[What needs to be done]
Only lines with the word "este" are needed; collect each of them from the listing below.

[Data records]
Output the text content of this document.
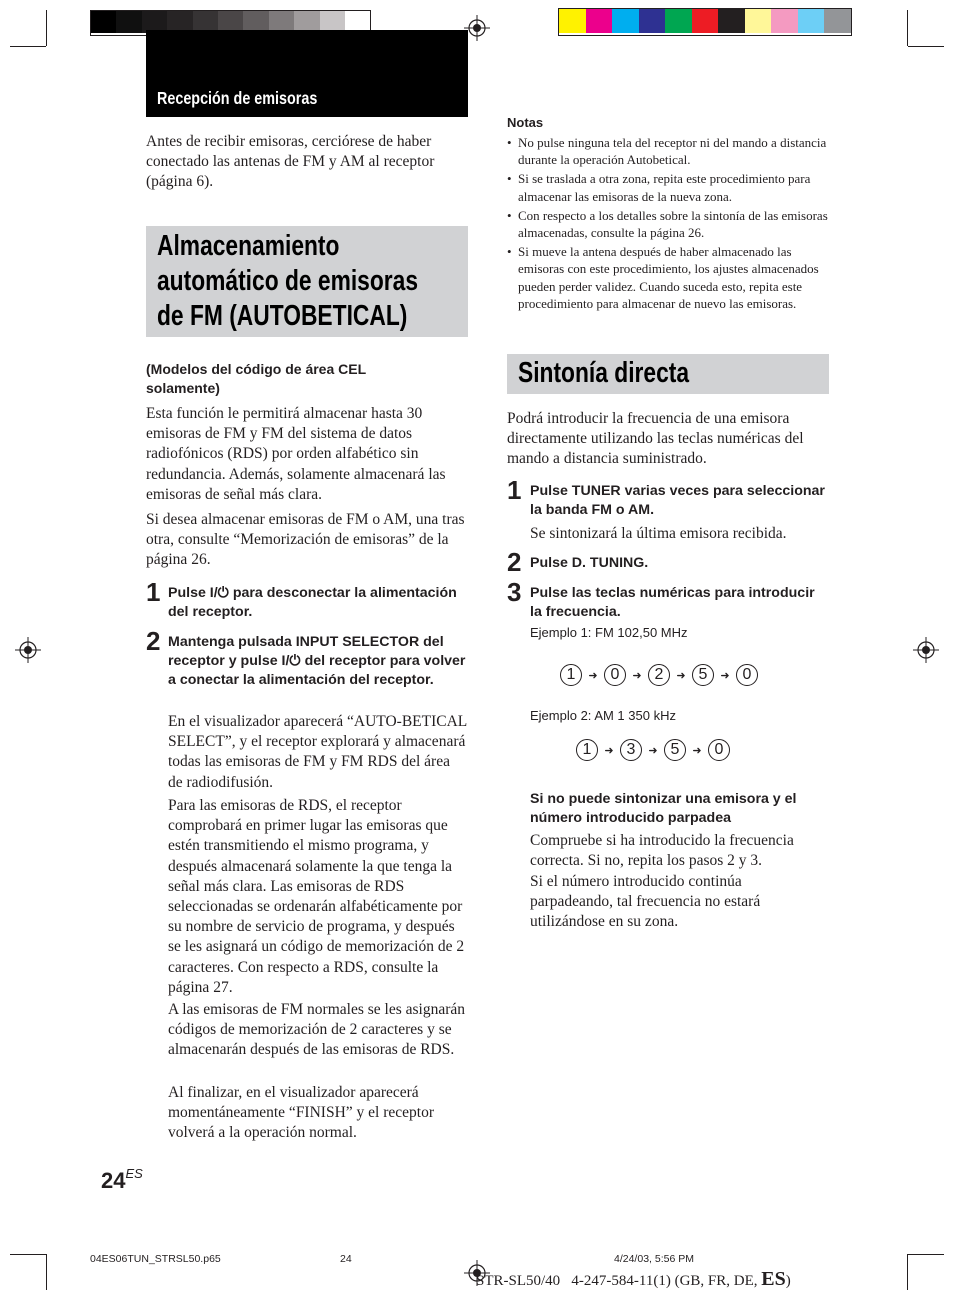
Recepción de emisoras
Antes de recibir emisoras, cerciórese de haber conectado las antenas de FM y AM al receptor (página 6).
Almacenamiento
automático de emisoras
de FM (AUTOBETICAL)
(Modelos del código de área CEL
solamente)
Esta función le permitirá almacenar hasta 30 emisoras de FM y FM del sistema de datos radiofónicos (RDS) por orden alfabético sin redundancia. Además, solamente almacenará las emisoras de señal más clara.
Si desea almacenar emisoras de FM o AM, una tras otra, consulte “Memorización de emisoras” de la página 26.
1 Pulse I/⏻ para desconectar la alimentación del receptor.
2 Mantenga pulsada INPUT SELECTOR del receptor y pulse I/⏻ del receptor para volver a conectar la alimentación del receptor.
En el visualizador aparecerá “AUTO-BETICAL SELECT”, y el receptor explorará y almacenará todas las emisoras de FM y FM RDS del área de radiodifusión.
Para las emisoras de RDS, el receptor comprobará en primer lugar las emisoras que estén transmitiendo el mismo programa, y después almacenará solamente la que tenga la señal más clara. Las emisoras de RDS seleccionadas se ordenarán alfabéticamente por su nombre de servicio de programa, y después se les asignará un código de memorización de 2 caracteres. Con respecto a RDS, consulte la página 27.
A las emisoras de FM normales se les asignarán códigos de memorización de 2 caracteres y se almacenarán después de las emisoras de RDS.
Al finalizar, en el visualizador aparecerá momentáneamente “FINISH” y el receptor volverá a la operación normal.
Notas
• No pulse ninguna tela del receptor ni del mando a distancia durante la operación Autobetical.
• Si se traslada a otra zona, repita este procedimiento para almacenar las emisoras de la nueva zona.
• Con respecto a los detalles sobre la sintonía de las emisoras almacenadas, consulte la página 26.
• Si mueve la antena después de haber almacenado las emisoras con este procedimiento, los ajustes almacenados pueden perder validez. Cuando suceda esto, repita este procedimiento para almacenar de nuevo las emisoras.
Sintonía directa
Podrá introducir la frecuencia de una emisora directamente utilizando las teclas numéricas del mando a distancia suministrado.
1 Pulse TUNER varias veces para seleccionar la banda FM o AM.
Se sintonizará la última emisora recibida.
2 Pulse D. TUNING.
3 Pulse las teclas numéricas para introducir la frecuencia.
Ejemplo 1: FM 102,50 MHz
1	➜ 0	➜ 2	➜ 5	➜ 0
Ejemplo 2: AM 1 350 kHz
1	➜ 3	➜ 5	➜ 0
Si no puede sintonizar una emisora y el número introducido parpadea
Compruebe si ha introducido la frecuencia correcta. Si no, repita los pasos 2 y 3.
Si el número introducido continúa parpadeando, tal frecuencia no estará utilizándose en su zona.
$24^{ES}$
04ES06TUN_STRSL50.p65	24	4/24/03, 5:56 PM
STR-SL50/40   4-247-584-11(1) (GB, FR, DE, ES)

* * *

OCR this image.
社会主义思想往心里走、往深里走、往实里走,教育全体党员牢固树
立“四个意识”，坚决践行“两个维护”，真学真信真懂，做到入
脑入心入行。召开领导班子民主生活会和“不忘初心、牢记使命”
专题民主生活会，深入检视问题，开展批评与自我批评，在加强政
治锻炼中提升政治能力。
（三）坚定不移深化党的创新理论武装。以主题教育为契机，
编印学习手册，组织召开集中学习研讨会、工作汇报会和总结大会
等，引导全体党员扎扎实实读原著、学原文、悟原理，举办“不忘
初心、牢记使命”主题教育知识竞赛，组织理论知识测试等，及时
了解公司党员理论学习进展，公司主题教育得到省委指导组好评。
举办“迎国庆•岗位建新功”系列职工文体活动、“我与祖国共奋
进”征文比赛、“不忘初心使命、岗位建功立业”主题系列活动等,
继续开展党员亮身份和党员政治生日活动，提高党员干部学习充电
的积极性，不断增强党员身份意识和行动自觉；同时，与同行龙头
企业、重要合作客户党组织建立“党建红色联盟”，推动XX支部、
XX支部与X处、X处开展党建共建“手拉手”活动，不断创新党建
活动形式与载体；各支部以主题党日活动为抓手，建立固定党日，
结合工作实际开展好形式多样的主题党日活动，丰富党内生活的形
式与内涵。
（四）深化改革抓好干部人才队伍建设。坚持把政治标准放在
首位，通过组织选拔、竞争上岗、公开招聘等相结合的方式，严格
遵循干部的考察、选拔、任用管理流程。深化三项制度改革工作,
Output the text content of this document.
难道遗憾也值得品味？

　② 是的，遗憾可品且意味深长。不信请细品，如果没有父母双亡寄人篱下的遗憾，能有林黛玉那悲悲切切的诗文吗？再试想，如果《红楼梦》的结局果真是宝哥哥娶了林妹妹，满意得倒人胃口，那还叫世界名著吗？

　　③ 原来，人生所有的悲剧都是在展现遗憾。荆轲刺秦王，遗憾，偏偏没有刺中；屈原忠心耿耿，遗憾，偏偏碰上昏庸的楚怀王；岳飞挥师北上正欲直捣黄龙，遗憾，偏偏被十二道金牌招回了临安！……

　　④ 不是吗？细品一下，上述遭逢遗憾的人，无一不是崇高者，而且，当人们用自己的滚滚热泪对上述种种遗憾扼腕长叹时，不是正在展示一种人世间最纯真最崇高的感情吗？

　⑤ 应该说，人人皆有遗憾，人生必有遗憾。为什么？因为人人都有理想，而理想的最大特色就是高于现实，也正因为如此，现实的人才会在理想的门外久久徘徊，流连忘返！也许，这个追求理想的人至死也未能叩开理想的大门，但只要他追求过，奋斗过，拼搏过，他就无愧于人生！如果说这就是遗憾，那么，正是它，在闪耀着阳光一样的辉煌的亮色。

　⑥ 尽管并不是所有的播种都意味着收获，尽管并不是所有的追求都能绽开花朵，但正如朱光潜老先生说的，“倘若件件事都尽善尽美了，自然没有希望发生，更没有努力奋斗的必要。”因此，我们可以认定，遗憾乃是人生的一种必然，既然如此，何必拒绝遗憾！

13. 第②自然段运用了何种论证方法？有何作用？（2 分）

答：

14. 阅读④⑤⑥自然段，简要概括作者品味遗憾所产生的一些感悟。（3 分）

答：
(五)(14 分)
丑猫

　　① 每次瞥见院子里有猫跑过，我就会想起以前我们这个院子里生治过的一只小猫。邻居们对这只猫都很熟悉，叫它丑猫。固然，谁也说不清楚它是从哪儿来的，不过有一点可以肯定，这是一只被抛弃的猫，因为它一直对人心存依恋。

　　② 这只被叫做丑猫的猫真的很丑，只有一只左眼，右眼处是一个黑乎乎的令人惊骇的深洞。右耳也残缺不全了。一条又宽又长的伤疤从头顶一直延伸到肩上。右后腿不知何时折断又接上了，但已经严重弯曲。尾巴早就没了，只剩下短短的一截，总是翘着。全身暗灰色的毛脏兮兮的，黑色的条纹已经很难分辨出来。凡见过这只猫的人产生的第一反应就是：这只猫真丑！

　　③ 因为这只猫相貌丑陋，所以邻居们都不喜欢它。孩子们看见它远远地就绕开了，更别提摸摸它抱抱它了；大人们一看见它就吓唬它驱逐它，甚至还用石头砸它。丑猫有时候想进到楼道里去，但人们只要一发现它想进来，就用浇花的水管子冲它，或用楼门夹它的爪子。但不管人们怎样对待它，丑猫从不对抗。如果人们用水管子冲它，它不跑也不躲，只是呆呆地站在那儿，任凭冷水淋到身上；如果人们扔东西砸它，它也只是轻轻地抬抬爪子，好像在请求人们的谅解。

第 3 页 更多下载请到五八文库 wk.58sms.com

* * *

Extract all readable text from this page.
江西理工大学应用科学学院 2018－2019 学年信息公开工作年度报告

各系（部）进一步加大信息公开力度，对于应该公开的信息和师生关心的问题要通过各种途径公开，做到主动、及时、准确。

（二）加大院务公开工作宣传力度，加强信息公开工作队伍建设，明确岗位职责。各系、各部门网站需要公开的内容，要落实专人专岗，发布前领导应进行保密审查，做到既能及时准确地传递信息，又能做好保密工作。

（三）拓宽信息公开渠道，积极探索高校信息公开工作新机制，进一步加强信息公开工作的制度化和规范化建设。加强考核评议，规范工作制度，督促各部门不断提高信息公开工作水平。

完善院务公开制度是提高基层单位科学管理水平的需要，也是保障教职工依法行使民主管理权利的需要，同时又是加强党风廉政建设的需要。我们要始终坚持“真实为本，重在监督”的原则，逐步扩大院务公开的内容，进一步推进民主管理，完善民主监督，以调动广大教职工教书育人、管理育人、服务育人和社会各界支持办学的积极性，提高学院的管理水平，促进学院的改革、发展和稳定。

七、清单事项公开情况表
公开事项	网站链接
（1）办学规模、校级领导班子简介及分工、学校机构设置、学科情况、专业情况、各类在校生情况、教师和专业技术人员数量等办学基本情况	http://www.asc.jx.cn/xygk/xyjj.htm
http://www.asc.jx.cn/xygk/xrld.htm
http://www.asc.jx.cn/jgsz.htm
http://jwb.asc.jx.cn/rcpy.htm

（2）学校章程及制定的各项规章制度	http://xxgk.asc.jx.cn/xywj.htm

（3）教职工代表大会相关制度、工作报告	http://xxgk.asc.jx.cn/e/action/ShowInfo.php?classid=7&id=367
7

[Result of the exercise]
• Si se traslada a otra zona, repita este procedimiento para almacenar las emisoras de la nueva zona.
• Si mueve la antena después de haber almacenado las emisoras con este procedimiento, los ajustes almacenados pueden perder validez. Cuando suceda esto, repita este procedimiento para almacenar de nuevo las emisoras.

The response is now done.